Task requirements: From the entries provided below, copy each line that contains the word "patrimoine".

-- Start Exercise materials --

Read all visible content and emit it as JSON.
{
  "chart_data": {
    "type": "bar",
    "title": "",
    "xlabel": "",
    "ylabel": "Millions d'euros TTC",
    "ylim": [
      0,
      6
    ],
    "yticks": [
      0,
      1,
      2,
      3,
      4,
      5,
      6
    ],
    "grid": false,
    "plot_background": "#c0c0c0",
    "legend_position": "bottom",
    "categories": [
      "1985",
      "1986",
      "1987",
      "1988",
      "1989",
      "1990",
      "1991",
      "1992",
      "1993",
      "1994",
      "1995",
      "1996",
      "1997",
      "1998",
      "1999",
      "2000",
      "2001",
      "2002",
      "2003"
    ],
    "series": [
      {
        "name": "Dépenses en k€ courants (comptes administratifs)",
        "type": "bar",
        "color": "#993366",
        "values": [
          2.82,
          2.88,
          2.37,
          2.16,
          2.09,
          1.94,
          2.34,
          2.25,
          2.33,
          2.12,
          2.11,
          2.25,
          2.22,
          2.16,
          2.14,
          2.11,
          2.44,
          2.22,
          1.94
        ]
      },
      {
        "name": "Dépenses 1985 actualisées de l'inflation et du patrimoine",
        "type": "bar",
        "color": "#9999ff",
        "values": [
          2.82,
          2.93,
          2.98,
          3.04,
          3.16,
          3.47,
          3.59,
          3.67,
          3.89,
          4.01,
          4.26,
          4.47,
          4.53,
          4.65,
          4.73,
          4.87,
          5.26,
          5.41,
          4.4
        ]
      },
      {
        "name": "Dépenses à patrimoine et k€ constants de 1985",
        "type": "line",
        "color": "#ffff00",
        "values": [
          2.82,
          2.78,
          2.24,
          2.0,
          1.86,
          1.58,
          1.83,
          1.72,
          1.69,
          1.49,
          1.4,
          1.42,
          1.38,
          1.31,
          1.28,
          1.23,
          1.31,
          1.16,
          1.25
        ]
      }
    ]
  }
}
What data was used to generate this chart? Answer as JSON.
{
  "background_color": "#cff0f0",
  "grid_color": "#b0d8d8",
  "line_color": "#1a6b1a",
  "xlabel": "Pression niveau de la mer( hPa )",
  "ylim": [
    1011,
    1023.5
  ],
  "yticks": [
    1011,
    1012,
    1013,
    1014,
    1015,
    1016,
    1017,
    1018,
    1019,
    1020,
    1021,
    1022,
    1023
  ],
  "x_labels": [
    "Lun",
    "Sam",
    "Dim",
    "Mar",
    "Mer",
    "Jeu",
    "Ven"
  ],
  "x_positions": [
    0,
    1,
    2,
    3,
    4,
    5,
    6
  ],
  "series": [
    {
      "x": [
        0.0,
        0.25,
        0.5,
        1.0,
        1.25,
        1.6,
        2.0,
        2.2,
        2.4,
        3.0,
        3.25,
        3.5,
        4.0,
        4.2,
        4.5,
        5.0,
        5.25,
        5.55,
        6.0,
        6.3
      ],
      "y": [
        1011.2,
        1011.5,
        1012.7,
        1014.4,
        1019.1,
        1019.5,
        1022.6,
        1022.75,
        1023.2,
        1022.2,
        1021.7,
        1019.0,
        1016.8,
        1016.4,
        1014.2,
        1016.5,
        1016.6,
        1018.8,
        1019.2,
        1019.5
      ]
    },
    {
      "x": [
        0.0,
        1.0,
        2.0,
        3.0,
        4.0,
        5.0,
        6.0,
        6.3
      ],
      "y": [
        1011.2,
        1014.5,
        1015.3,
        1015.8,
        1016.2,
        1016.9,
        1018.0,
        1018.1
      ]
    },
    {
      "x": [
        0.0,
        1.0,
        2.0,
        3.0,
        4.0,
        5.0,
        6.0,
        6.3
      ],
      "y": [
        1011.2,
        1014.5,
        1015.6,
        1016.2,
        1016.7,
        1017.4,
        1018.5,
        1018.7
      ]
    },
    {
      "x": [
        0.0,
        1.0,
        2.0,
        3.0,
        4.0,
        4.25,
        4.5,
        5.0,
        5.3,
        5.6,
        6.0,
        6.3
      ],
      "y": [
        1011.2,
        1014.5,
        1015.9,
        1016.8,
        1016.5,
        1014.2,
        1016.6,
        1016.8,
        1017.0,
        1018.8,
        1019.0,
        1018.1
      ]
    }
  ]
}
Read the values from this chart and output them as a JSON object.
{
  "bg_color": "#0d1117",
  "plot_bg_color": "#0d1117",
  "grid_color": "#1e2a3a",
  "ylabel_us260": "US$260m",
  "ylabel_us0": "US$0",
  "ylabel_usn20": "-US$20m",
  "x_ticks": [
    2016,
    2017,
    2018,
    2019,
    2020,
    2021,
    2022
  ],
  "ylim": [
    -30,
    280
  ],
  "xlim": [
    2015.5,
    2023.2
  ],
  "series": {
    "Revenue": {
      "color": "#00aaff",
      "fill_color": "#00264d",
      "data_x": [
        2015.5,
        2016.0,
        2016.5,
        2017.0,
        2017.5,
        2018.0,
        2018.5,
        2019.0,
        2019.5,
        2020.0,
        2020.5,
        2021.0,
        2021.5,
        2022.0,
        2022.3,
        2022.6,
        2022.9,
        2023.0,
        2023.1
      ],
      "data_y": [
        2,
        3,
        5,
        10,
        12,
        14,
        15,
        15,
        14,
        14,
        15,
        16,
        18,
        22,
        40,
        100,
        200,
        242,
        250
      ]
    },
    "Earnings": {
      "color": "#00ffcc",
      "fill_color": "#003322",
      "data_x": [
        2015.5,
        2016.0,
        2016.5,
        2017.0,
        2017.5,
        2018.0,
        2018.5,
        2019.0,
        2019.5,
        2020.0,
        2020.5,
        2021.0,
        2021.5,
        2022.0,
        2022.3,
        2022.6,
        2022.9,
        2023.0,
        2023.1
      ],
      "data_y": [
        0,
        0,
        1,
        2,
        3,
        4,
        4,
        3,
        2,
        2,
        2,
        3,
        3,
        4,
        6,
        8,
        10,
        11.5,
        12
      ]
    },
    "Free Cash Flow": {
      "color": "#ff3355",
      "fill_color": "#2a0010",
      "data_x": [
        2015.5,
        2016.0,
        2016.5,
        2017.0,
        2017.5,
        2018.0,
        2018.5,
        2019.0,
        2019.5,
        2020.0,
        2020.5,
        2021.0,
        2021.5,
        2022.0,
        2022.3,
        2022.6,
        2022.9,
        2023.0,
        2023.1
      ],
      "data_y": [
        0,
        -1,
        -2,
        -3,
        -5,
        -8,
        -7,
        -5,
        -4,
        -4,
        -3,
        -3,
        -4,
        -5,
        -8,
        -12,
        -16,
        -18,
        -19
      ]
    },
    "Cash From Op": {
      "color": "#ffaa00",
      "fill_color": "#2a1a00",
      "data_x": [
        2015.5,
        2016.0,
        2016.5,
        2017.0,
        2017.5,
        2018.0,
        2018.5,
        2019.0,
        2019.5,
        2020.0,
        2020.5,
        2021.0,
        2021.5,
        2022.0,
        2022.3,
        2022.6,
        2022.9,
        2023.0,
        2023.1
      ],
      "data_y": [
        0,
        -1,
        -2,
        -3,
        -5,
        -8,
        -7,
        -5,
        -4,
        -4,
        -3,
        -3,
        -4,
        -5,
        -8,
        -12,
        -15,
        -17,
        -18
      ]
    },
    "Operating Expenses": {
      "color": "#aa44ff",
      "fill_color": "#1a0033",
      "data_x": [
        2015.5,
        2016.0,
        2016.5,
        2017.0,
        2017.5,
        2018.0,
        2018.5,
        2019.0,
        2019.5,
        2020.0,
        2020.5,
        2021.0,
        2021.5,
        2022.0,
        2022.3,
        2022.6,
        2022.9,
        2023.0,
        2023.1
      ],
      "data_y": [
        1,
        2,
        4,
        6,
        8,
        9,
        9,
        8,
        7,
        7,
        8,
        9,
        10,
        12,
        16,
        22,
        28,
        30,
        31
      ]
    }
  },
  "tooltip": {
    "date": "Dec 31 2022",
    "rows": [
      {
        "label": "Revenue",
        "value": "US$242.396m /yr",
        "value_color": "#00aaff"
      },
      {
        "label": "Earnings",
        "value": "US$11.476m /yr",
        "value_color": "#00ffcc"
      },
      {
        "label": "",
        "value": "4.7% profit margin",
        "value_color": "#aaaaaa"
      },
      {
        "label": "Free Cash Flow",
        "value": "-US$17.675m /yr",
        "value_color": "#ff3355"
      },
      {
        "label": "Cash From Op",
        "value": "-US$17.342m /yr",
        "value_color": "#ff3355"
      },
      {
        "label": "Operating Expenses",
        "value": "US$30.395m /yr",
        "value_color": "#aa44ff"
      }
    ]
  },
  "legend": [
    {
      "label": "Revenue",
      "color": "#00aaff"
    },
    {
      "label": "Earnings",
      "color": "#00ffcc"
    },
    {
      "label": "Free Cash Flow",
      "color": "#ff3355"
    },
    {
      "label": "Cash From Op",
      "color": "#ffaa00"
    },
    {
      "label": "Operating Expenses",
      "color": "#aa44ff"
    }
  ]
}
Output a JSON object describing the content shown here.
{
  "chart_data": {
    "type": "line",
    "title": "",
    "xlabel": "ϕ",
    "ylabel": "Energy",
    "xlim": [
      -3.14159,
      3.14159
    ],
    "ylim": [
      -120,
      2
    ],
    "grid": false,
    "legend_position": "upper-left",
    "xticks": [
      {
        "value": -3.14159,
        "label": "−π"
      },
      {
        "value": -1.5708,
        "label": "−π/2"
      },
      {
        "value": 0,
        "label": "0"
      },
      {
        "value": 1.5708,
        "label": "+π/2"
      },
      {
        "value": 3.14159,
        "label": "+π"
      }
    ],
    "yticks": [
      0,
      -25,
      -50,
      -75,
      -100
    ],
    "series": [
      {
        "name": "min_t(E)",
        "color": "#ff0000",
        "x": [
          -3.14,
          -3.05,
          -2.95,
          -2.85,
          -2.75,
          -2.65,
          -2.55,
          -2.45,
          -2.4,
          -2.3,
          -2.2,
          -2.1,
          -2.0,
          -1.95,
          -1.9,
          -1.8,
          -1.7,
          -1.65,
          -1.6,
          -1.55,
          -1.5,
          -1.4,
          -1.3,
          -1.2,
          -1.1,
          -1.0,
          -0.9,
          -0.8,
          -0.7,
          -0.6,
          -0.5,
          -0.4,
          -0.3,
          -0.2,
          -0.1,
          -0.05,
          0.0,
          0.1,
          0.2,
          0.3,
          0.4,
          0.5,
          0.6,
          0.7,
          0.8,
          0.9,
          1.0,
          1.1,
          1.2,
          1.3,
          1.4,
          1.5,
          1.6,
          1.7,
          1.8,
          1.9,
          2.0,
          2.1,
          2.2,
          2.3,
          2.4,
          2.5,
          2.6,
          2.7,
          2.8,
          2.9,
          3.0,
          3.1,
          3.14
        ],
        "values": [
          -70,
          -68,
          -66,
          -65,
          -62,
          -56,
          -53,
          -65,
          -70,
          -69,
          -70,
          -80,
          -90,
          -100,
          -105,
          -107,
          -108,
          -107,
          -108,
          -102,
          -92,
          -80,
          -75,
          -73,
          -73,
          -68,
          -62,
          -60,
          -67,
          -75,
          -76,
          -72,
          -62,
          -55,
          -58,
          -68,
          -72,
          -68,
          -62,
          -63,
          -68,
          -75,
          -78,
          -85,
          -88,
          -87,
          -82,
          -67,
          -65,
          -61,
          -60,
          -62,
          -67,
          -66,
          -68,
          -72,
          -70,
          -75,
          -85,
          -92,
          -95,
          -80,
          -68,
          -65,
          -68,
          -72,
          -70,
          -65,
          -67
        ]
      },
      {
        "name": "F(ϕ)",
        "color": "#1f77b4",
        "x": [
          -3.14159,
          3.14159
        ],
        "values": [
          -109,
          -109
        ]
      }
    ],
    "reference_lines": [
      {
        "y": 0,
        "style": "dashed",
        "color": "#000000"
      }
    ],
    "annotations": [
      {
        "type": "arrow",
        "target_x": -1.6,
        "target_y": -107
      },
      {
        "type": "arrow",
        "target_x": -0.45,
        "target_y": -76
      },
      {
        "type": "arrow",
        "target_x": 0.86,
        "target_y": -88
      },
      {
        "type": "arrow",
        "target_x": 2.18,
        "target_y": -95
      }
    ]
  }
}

-- End Exercise materials --

Response to this task:
        "name": "Dépenses 1985 actualisées de l'inflation et du patrimoine",
        "name": "Dépenses à patrimoine et k€ constants de 1985",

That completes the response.